- Directions -
Which lines contain the word "color"? Return each of them as written.

- Data to process -
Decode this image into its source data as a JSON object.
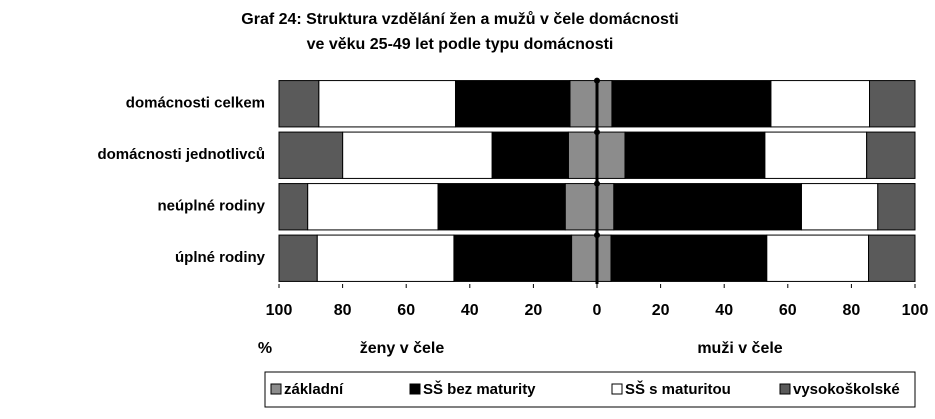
{
  "chart_data": {
    "type": "butterfly_stacked_bar",
    "title": [
      "Graf 24: Struktura vzdělání žen a mužů v čele domácnosti",
      "ve věku 25-49 let  podle typu domácnosti"
    ],
    "categories": [
      "domácnosti celkem",
      "domácnosti jednotlivců",
      "neúplné rodiny",
      "úplné rodiny"
    ],
    "x_unit_label": "%",
    "left_label": "ženy v čele",
    "right_label": "muži v čele",
    "xlim": [
      -100,
      100
    ],
    "xticks": [
      {
        "value": -100,
        "label": "100"
      },
      {
        "value": -80,
        "label": "80"
      },
      {
        "value": -60,
        "label": "60"
      },
      {
        "value": -40,
        "label": "40"
      },
      {
        "value": -20,
        "label": "20"
      },
      0,
      20,
      40,
      60,
      80,
      100
    ],
    "series": [
      {
        "name": "základní",
        "color": "#8c8c8c",
        "women": [
          8.5,
          9,
          10,
          8
        ],
        "men": [
          4.7,
          8.8,
          5.3,
          4.4
        ]
      },
      {
        "name": "SŠ bez maturity",
        "color": "#000000",
        "women": [
          36,
          24,
          40,
          37
        ],
        "men": [
          50,
          44,
          59,
          49
        ]
      },
      {
        "name": "SŠ s maturitou",
        "color": "#ffffff",
        "women": [
          43,
          47,
          41,
          43
        ],
        "men": [
          31,
          32,
          24,
          32
        ]
      },
      {
        "name": "vysokoškolské",
        "color": "#5a5a5a",
        "women": [
          12.5,
          20,
          9,
          12
        ],
        "men": [
          14.3,
          15.2,
          11.7,
          14.6
        ]
      }
    ],
    "legend": "bottom"
  }
}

- Task solution -
        "color": "#8c8c8c",
        "color": "#000000",
        "color": "#ffffff",
        "color": "#5a5a5a",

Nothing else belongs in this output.